# DIRECTION
Below is a set of records. Repeat all of them exactly.

# LISTED ENTRIES
#####

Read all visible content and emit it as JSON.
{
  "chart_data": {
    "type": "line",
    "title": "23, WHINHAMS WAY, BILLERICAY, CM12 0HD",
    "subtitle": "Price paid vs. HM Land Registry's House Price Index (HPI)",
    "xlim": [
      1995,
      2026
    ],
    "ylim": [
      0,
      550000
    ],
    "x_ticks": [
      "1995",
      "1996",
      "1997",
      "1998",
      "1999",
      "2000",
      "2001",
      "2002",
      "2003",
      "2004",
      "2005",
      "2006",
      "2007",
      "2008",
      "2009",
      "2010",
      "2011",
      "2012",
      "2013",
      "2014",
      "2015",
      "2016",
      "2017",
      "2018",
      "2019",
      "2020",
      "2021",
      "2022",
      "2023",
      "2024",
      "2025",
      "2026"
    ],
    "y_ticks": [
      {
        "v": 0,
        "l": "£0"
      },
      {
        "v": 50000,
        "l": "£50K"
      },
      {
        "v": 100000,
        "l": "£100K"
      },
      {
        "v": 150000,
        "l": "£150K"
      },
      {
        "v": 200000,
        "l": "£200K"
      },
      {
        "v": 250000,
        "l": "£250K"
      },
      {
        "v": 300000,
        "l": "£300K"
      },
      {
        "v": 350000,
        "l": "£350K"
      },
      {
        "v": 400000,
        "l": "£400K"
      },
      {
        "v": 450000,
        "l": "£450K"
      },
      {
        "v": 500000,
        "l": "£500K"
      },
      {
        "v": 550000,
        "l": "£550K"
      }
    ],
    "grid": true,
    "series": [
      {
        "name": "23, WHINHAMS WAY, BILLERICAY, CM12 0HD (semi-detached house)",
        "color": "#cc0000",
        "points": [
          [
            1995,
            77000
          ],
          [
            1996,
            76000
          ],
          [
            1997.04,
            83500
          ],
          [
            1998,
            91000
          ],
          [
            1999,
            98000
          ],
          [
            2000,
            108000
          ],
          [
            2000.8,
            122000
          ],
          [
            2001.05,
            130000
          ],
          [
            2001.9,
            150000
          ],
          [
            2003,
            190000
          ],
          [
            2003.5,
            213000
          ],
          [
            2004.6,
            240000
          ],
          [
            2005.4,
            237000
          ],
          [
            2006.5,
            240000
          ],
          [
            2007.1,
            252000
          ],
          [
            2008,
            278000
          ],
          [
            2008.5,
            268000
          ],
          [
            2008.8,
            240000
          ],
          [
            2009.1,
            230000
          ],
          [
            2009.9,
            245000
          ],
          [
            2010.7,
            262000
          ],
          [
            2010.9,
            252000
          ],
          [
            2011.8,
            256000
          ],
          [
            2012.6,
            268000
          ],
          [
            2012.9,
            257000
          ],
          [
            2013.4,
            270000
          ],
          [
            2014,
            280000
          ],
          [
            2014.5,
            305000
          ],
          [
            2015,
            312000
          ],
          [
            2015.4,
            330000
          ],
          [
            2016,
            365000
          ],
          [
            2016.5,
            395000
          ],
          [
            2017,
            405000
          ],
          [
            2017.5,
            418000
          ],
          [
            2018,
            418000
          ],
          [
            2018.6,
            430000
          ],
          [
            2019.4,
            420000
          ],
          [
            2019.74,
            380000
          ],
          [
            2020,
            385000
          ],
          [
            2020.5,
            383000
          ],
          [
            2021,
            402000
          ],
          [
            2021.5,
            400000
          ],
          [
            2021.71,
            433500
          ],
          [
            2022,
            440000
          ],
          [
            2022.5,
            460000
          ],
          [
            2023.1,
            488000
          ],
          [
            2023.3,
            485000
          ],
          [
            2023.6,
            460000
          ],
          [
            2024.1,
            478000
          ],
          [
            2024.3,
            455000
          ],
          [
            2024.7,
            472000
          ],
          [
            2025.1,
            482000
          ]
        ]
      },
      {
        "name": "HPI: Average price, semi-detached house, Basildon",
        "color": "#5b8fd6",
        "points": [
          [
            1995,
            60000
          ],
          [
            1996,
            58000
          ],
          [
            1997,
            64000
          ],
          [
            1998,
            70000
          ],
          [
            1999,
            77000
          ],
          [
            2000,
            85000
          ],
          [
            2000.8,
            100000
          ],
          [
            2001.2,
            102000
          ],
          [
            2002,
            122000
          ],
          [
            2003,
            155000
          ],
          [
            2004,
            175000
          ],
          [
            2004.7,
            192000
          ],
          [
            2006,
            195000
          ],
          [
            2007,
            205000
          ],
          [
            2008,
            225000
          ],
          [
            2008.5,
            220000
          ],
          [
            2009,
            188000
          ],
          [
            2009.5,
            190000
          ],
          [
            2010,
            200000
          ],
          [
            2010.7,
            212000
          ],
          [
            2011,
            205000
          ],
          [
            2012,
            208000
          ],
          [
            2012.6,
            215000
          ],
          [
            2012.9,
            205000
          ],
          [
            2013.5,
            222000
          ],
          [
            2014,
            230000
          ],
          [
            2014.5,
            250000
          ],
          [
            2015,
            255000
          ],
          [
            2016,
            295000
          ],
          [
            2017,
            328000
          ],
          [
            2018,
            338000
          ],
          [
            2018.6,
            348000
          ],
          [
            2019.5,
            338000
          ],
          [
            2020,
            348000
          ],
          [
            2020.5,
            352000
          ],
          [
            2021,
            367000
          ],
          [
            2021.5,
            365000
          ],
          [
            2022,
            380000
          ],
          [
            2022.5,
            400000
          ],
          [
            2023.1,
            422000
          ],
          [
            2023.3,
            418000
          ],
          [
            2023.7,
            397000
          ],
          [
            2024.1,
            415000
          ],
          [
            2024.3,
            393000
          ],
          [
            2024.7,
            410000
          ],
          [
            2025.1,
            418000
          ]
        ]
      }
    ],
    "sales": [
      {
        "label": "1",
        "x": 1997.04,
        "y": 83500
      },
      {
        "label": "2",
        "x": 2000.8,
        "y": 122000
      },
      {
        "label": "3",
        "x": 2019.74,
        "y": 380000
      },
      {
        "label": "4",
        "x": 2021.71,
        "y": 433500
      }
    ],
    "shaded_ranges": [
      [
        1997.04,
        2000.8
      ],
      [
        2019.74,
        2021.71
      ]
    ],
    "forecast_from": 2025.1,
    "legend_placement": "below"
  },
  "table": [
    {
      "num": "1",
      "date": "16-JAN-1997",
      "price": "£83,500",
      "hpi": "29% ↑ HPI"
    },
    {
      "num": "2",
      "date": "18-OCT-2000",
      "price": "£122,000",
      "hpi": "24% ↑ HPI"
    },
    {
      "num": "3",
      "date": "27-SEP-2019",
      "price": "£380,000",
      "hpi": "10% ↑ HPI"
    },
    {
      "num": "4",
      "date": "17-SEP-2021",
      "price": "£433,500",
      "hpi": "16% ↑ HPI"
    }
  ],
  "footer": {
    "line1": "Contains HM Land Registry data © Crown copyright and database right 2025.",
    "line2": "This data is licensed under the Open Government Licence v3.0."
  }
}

#####

# RESPONSE
Read all visible content and emit it as JSON.
{
  "chart_data": {
    "type": "line",
    "title": "23, WHINHAMS WAY, BILLERICAY, CM12 0HD",
    "subtitle": "Price paid vs. HM Land Registry's House Price Index (HPI)",
    "xlim": [
      1995,
      2026
    ],
    "ylim": [
      0,
      550000
    ],
    "x_ticks": [
      "1995",
      "1996",
      "1997",
      "1998",
      "1999",
      "2000",
      "2001",
      "2002",
      "2003",
      "2004",
      "2005",
      "2006",
      "2007",
      "2008",
      "2009",
      "2010",
      "2011",
      "2012",
      "2013",
      "2014",
      "2015",
      "2016",
      "2017",
      "2018",
      "2019",
      "2020",
      "2021",
      "2022",
      "2023",
      "2024",
      "2025",
      "2026"
    ],
    "y_ticks": [
      {
        "v": 0,
        "l": "£0"
      },
      {
        "v": 50000,
        "l": "£50K"
      },
      {
        "v": 100000,
        "l": "£100K"
      },
      {
        "v": 150000,
        "l": "£150K"
      },
      {
        "v": 200000,
        "l": "£200K"
      },
      {
        "v": 250000,
        "l": "£250K"
      },
      {
        "v": 300000,
        "l": "£300K"
      },
      {
        "v": 350000,
        "l": "£350K"
      },
      {
        "v": 400000,
        "l": "£400K"
      },
      {
        "v": 450000,
        "l": "£450K"
      },
      {
        "v": 500000,
        "l": "£500K"
      },
      {
        "v": 550000,
        "l": "£550K"
      }
    ],
    "grid": true,
    "series": [
      {
        "name": "23, WHINHAMS WAY, BILLERICAY, CM12 0HD (semi-detached house)",
        "color": "#cc0000",
        "points": [
          [
            1995,
            77000
          ],
          [
            1996,
            76000
          ],
          [
            1997.04,
            83500
          ],
          [
            1998,
            91000
          ],
          [
            1999,
            98000
          ],
          [
            2000,
            108000
          ],
          [
            2000.8,
            122000
          ],
          [
            2001.05,
            130000
          ],
          [
            2001.9,
            150000
          ],
          [
            2003,
            190000
          ],
          [
            2003.5,
            213000
          ],
          [
            2004.6,
            240000
          ],
          [
            2005.4,
            237000
          ],
          [
            2006.5,
            240000
          ],
          [
            2007.1,
            252000
          ],
          [
            2008,
            278000
          ],
          [
            2008.5,
            268000
          ],
          [
            2008.8,
            240000
          ],
          [
            2009.1,
            230000
          ],
          [
            2009.9,
            245000
          ],
          [
            2010.7,
            262000
          ],
          [
            2010.9,
            252000
          ],
          [
            2011.8,
            256000
          ],
          [
            2012.6,
            268000
          ],
          [
            2012.9,
            257000
          ],
          [
            2013.4,
            270000
          ],
          [
            2014,
            280000
          ],
          [
            2014.5,
            305000
          ],
          [
            2015,
            312000
          ],
          [
            2015.4,
            330000
          ],
          [
            2016,
            365000
          ],
          [
            2016.5,
            395000
          ],
          [
            2017,
            405000
          ],
          [
            2017.5,
            418000
          ],
          [
            2018,
            418000
          ],
          [
            2018.6,
            430000
          ],
          [
            2019.4,
            420000
          ],
          [
            2019.74,
            380000
          ],
          [
            2020,
            385000
          ],
          [
            2020.5,
            383000
          ],
          [
            2021,
            402000
          ],
          [
            2021.5,
            400000
          ],
          [
            2021.71,
            433500
          ],
          [
            2022,
            440000
          ],
          [
            2022.5,
            460000
          ],
          [
            2023.1,
            488000
          ],
          [
            2023.3,
            485000
          ],
          [
            2023.6,
            460000
          ],
          [
            2024.1,
            478000
          ],
          [
            2024.3,
            455000
          ],
          [
            2024.7,
            472000
          ],
          [
            2025.1,
            482000
          ]
        ]
      },
      {
        "name": "HPI: Average price, semi-detached house, Basildon",
        "color": "#5b8fd6",
        "points": [
          [
            1995,
            60000
          ],
          [
            1996,
            58000
          ],
          [
            1997,
            64000
          ],
          [
            1998,
            70000
          ],
          [
            1999,
            77000
          ],
          [
            2000,
            85000
          ],
          [
            2000.8,
            100000
          ],
          [
            2001.2,
            102000
          ],
          [
            2002,
            122000
          ],
          [
            2003,
            155000
          ],
          [
            2004,
            175000
          ],
          [
            2004.7,
            192000
          ],
          [
            2006,
            195000
          ],
          [
            2007,
            205000
          ],
          [
            2008,
            225000
          ],
          [
            2008.5,
            220000
          ],
          [
            2009,
            188000
          ],
          [
            2009.5,
            190000
          ],
          [
            2010,
            200000
          ],
          [
            2010.7,
            212000
          ],
          [
            2011,
            205000
          ],
          [
            2012,
            208000
          ],
          [
            2012.6,
            215000
          ],
          [
            2012.9,
            205000
          ],
          [
            2013.5,
            222000
          ],
          [
            2014,
            230000
          ],
          [
            2014.5,
            250000
          ],
          [
            2015,
            255000
          ],
          [
            2016,
            295000
          ],
          [
            2017,
            328000
          ],
          [
            2018,
            338000
          ],
          [
            2018.6,
            348000
          ],
          [
            2019.5,
            338000
          ],
          [
            2020,
            348000
          ],
          [
            2020.5,
            352000
          ],
          [
            2021,
            367000
          ],
          [
            2021.5,
            365000
          ],
          [
            2022,
            380000
          ],
          [
            2022.5,
            400000
          ],
          [
            2023.1,
            422000
          ],
          [
            2023.3,
            418000
          ],
          [
            2023.7,
            397000
          ],
          [
            2024.1,
            415000
          ],
          [
            2024.3,
            393000
          ],
          [
            2024.7,
            410000
          ],
          [
            2025.1,
            418000
          ]
        ]
      }
    ],
    "sales": [
      {
        "label": "1",
        "x": 1997.04,
        "y": 83500
      },
      {
        "label": "2",
        "x": 2000.8,
        "y": 122000
      },
      {
        "label": "3",
        "x": 2019.74,
        "y": 380000
      },
      {
        "label": "4",
        "x": 2021.71,
        "y": 433500
      }
    ],
    "shaded_ranges": [
      [
        1997.04,
        2000.8
      ],
      [
        2019.74,
        2021.71
      ]
    ],
    "forecast_from": 2025.1,
    "legend_placement": "below"
  },
  "table": [
    {
      "num": "1",
      "date": "16-JAN-1997",
      "price": "£83,500",
      "hpi": "29% ↑ HPI"
    },
    {
      "num": "2",
      "date": "18-OCT-2000",
      "price": "£122,000",
      "hpi": "24% ↑ HPI"
    },
    {
      "num": "3",
      "date": "27-SEP-2019",
      "price": "£380,000",
      "hpi": "10% ↑ HPI"
    },
    {
      "num": "4",
      "date": "17-SEP-2021",
      "price": "£433,500",
      "hpi": "16% ↑ HPI"
    }
  ],
  "footer": {
    "line1": "Contains HM Land Registry data © Crown copyright and database right 2025.",
    "line2": "This data is licensed under the Open Government Licence v3.0."
  }
}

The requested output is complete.